Make an exact copy of the records, with the pictures left out.

---------- RECORDS PROVIDED ----------

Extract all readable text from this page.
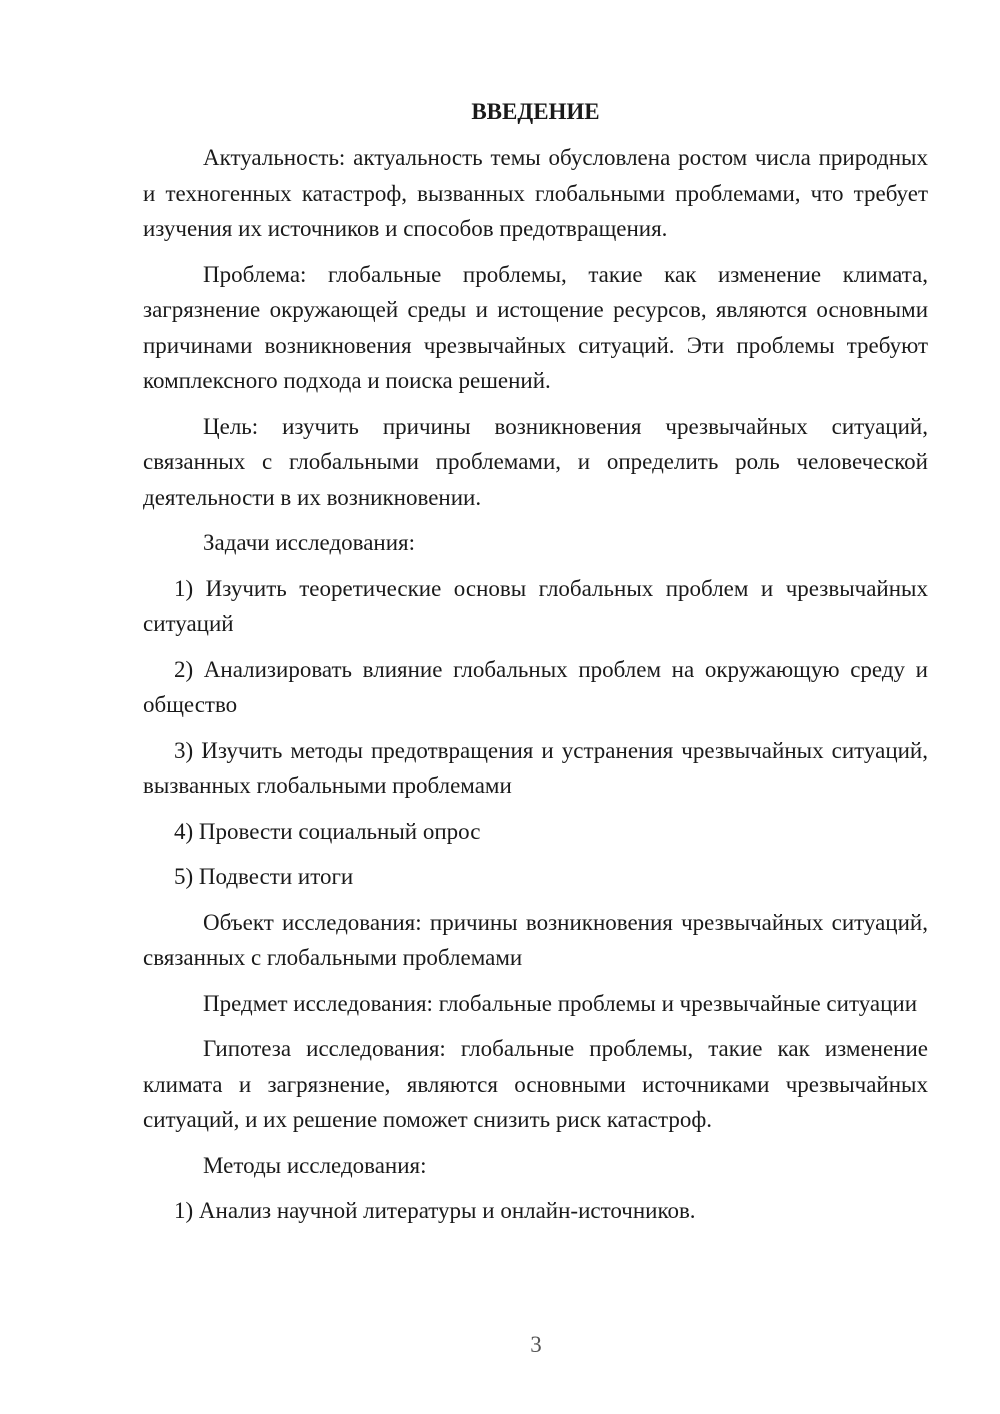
ВВЕДЕНИЕ

Актуальность: актуальность темы обусловлена ростом числа природных и техногенных катастроф, вызванных глобальными проблемами, что требует изучения их источников и способов предотвращения.

Проблема: глобальные проблемы, такие как изменение климата, загрязнение окружающей среды и истощение ресурсов, являются основными причинами возникновения чрезвычайных ситуаций. Эти проблемы требуют комплексного подхода и поиска решений.

Цель: изучить причины возникновения чрезвычайных ситуаций, связанных с глобальными проблемами, и определить роль человеческой деятельности в их возникновении.

Задачи исследования:

1) Изучить теоретические основы глобальных проблем и чрезвычайных ситуаций

2) Анализировать влияние глобальных проблем на окружающую среду и общество

3) Изучить методы предотвращения и устранения чрезвычайных ситуаций, вызванных глобальными проблемами

4) Провести социальный опрос

5) Подвести итоги

Объект исследования: причины возникновения чрезвычайных ситуаций, связанных с глобальными проблемами

Предмет исследования: глобальные проблемы и чрезвычайные ситуации

Гипотеза исследования: глобальные проблемы, такие как изменение климата и загрязнение, являются основными источниками чрезвычайных ситуаций, и их решение поможет снизить риск катастроф.

Методы исследования:

1) Анализ научной литературы и онлайн-источников.

3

----------

TASK SOLUTION
Extract all readable text from this page.
ВВЕДЕНИЕ

Актуальность: актуальность темы обусловлена ростом числа природных и техногенных катастроф, вызванных глобальными проблемами, что требует изучения их источников и способов предотвращения.

Проблема: глобальные проблемы, такие как изменение климата, загрязнение окружающей среды и истощение ресурсов, являются основными причинами возникновения чрезвычайных ситуаций. Эти проблемы требуют комплексного подхода и поиска решений.

Цель: изучить причины возникновения чрезвычайных ситуаций, связанных с глобальными проблемами, и определить роль человеческой деятельности в их возникновении.

Задачи исследования:

1) Изучить теоретические основы глобальных проблем и чрезвычайных ситуаций

2) Анализировать влияние глобальных проблем на окружающую среду и общество

3) Изучить методы предотвращения и устранения чрезвычайных ситуаций, вызванных глобальными проблемами

4) Провести социальный опрос

5) Подвести итоги

Объект исследования: причины возникновения чрезвычайных ситуаций, связанных с глобальными проблемами

Предмет исследования: глобальные проблемы и чрезвычайные ситуации

Гипотеза исследования: глобальные проблемы, такие как изменение климата и загрязнение, являются основными источниками чрезвычайных ситуаций, и их решение поможет снизить риск катастроф.

Методы исследования:

1) Анализ научной литературы и онлайн-источников.

3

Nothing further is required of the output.